- Exercise details
All entries are to be quoted exactly; the images stay out of the copy.
____ Data section
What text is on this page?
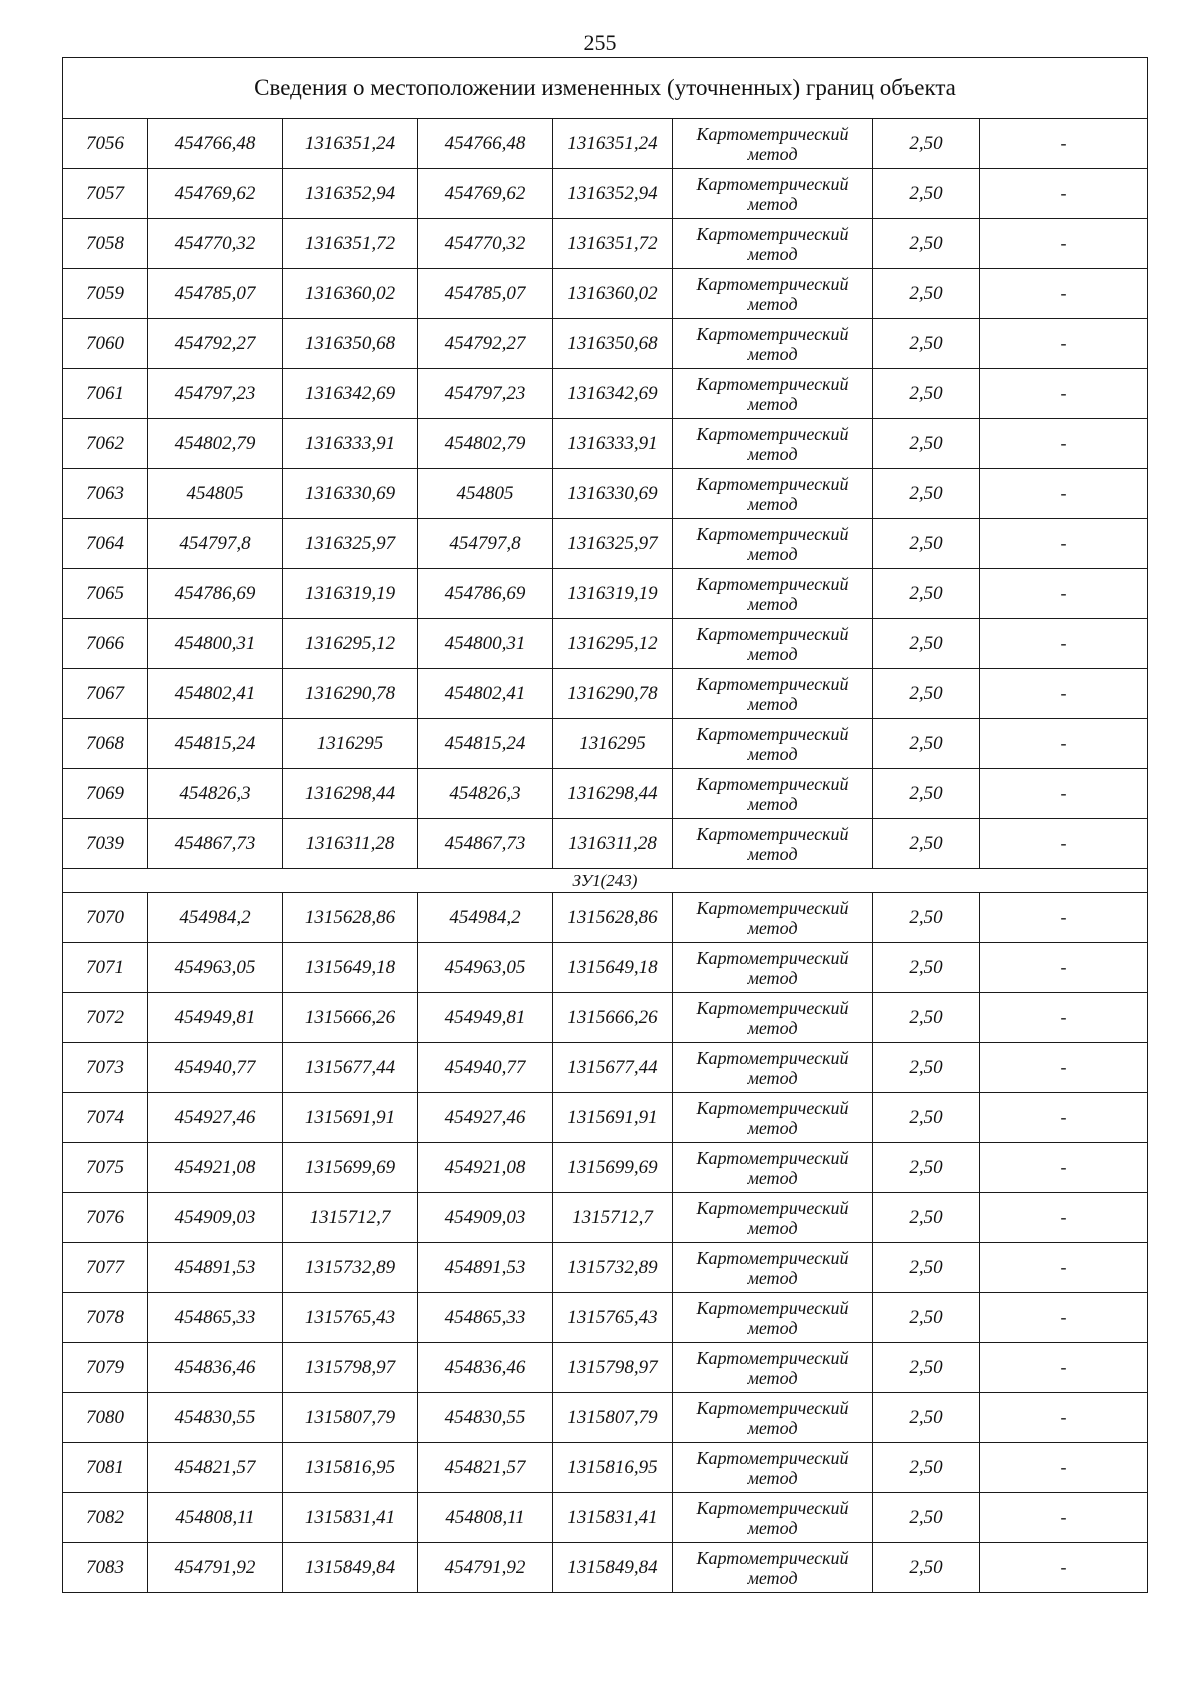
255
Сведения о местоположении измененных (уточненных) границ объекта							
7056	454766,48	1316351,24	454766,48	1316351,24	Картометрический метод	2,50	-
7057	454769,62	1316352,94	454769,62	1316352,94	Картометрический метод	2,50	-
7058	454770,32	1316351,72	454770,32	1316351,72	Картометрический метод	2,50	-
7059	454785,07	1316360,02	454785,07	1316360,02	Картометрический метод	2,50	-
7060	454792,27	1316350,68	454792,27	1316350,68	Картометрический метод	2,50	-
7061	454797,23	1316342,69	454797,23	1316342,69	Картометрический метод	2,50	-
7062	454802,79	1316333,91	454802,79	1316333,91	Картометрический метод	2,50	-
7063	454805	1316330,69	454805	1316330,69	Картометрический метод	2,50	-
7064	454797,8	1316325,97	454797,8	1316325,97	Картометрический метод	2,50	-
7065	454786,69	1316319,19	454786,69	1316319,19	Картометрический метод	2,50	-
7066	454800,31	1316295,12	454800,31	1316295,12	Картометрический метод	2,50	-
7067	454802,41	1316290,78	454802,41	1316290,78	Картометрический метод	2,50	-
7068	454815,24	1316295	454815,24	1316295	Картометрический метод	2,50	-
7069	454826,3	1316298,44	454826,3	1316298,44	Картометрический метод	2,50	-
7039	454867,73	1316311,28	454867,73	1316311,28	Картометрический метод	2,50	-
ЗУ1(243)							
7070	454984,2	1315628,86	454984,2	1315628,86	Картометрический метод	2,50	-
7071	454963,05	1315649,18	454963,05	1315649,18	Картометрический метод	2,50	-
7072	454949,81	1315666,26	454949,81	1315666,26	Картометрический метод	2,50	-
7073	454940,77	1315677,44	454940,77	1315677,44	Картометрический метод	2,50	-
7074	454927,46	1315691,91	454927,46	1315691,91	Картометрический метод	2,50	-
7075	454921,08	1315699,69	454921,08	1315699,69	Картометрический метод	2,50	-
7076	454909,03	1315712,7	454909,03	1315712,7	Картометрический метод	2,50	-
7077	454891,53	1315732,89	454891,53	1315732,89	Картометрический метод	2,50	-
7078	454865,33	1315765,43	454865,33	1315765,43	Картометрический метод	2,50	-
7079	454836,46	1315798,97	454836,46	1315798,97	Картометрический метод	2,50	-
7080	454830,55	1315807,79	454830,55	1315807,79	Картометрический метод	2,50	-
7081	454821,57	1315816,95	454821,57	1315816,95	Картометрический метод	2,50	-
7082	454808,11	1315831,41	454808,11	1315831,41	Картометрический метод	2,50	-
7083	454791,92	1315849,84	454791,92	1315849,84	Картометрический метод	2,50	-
________
- Worked solution
What text is on this page?
255
Сведения о местоположении измененных (уточненных) границ объекта							
7056	454766,48	1316351,24	454766,48	1316351,24	Картометрический метод	2,50	-
7057	454769,62	1316352,94	454769,62	1316352,94	Картометрический метод	2,50	-
7058	454770,32	1316351,72	454770,32	1316351,72	Картометрический метод	2,50	-
7059	454785,07	1316360,02	454785,07	1316360,02	Картометрический метод	2,50	-
7060	454792,27	1316350,68	454792,27	1316350,68	Картометрический метод	2,50	-
7061	454797,23	1316342,69	454797,23	1316342,69	Картометрический метод	2,50	-
7062	454802,79	1316333,91	454802,79	1316333,91	Картометрический метод	2,50	-
7063	454805	1316330,69	454805	1316330,69	Картометрический метод	2,50	-
7064	454797,8	1316325,97	454797,8	1316325,97	Картометрический метод	2,50	-
7065	454786,69	1316319,19	454786,69	1316319,19	Картометрический метод	2,50	-
7066	454800,31	1316295,12	454800,31	1316295,12	Картометрический метод	2,50	-
7067	454802,41	1316290,78	454802,41	1316290,78	Картометрический метод	2,50	-
7068	454815,24	1316295	454815,24	1316295	Картометрический метод	2,50	-
7069	454826,3	1316298,44	454826,3	1316298,44	Картометрический метод	2,50	-
7039	454867,73	1316311,28	454867,73	1316311,28	Картометрический метод	2,50	-
ЗУ1(243)							
7070	454984,2	1315628,86	454984,2	1315628,86	Картометрический метод	2,50	-
7071	454963,05	1315649,18	454963,05	1315649,18	Картометрический метод	2,50	-
7072	454949,81	1315666,26	454949,81	1315666,26	Картометрический метод	2,50	-
7073	454940,77	1315677,44	454940,77	1315677,44	Картометрический метод	2,50	-
7074	454927,46	1315691,91	454927,46	1315691,91	Картометрический метод	2,50	-
7075	454921,08	1315699,69	454921,08	1315699,69	Картометрический метод	2,50	-
7076	454909,03	1315712,7	454909,03	1315712,7	Картометрический метод	2,50	-
7077	454891,53	1315732,89	454891,53	1315732,89	Картометрический метод	2,50	-
7078	454865,33	1315765,43	454865,33	1315765,43	Картометрический метод	2,50	-
7079	454836,46	1315798,97	454836,46	1315798,97	Картометрический метод	2,50	-
7080	454830,55	1315807,79	454830,55	1315807,79	Картометрический метод	2,50	-
7081	454821,57	1315816,95	454821,57	1315816,95	Картометрический метод	2,50	-
7082	454808,11	1315831,41	454808,11	1315831,41	Картометрический метод	2,50	-
7083	454791,92	1315849,84	454791,92	1315849,84	Картометрический метод	2,50	-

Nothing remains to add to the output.